___ Working data ___
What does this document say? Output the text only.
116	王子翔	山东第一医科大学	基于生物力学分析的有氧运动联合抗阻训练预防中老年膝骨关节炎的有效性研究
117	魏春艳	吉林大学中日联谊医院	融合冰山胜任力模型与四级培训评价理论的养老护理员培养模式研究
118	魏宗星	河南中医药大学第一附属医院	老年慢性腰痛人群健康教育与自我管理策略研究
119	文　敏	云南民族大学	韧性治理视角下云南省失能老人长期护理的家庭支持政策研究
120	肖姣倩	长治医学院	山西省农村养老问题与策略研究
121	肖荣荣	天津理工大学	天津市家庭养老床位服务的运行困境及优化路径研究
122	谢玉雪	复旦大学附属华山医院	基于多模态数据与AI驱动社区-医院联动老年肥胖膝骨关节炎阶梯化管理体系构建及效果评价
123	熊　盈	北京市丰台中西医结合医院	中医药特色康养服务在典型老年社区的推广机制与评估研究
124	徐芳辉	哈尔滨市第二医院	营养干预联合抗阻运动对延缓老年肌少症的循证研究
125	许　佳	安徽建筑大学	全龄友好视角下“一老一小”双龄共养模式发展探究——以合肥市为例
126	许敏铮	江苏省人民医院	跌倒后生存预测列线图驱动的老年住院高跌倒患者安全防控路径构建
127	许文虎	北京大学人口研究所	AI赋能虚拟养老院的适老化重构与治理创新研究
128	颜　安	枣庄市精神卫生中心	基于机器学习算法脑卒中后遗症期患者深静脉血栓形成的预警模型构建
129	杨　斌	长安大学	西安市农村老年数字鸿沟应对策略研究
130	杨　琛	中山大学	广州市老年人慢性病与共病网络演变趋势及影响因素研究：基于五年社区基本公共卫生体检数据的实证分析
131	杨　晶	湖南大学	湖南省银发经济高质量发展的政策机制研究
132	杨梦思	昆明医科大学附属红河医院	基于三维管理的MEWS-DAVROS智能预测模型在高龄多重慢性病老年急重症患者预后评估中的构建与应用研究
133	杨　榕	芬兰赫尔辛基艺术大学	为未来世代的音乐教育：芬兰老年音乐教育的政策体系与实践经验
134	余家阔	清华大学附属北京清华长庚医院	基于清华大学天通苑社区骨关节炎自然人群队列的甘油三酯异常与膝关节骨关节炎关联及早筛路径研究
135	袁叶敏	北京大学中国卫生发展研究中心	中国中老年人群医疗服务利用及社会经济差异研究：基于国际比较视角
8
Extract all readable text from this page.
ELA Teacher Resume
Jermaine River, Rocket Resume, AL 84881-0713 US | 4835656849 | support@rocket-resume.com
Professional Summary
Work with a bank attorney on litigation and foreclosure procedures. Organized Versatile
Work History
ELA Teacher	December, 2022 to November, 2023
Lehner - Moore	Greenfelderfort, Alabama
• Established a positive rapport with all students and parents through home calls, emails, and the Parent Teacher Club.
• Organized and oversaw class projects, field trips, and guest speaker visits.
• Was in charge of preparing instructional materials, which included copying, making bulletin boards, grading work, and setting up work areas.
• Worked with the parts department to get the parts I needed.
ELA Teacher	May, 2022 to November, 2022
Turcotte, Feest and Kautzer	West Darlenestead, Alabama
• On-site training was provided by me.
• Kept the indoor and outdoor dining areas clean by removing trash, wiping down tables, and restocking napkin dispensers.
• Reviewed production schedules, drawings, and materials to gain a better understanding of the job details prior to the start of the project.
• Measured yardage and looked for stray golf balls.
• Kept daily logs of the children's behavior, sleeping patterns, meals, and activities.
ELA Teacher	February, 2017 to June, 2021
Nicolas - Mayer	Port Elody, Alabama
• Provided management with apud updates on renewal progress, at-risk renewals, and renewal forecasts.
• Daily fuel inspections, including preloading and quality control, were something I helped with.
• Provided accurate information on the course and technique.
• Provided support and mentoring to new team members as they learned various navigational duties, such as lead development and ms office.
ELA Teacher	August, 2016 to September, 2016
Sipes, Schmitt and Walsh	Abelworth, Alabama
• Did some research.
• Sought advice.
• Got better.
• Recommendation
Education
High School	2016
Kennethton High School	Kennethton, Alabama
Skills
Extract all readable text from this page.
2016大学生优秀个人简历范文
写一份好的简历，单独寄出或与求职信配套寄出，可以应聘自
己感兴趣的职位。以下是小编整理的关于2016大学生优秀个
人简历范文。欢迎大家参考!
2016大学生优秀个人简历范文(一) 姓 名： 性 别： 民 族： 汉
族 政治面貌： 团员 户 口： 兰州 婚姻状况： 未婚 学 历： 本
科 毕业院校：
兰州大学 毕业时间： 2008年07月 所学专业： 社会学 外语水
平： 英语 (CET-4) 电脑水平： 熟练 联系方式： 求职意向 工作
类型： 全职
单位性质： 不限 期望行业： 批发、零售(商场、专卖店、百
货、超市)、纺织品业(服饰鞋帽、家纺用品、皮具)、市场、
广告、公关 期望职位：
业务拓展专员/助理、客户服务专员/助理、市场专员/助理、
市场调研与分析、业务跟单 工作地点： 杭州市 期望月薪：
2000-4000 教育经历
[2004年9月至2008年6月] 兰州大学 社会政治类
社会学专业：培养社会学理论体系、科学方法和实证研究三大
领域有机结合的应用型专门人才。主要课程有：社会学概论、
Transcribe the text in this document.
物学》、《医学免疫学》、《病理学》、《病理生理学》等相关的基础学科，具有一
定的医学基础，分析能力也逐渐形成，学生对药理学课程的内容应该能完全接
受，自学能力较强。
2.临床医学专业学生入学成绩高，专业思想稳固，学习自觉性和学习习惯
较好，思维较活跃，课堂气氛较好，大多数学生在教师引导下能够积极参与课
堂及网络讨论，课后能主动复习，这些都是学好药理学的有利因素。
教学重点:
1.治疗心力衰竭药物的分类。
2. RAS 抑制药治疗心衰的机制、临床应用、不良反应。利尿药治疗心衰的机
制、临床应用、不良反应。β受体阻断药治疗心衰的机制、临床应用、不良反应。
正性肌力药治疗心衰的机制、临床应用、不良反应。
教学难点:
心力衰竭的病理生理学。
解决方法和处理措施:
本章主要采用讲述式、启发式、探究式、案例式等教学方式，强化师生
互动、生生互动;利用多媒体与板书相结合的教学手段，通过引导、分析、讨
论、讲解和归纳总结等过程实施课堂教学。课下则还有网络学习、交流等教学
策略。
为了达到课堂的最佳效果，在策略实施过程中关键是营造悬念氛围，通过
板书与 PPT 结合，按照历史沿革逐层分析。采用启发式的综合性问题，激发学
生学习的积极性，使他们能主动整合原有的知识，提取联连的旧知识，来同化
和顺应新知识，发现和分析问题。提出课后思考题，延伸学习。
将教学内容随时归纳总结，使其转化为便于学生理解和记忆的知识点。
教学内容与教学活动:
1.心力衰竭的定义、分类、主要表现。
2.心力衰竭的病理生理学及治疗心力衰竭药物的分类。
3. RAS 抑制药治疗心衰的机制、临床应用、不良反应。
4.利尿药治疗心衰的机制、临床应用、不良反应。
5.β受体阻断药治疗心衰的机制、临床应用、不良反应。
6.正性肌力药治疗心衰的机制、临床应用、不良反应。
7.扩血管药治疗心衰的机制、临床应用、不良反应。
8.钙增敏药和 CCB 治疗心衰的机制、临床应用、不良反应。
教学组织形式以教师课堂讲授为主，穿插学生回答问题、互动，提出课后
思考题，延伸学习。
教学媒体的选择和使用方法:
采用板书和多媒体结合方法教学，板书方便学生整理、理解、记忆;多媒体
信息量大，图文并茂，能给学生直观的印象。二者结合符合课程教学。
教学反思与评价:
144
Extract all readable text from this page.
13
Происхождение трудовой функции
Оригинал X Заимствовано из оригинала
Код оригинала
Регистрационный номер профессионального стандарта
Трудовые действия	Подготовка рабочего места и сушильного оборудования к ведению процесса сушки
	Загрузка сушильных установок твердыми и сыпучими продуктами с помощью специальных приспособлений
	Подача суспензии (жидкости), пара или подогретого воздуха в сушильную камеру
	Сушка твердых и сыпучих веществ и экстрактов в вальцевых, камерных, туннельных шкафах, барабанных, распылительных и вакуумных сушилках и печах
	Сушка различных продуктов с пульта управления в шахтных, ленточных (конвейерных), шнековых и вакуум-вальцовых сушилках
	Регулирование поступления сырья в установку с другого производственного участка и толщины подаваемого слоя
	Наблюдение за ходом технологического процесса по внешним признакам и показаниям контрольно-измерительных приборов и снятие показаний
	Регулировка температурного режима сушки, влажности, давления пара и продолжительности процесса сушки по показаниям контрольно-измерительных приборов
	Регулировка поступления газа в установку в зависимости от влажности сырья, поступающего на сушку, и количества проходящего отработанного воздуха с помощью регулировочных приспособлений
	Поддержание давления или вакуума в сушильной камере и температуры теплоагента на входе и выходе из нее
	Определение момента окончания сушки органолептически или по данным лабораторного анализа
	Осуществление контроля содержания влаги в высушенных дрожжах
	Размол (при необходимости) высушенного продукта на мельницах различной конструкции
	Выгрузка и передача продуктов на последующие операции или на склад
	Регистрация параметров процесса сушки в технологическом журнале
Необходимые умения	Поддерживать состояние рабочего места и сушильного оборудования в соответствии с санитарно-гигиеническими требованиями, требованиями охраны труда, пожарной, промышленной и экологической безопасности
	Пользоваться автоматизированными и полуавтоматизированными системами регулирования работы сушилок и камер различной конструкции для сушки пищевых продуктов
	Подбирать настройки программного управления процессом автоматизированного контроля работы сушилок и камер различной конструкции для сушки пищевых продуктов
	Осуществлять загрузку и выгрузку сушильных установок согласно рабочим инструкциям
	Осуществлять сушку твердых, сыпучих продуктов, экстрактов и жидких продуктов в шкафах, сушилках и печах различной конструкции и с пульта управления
___
→ What is asked
List each line of the entries that holds the string "контроля".

→ Expected answer
	Осуществление контроля содержания влаги в высушенных дрожжах
	Подбирать настройки программного управления процессом автоматизированного контроля работы сушилок и камер различной конструкции для сушки пищевых продуктов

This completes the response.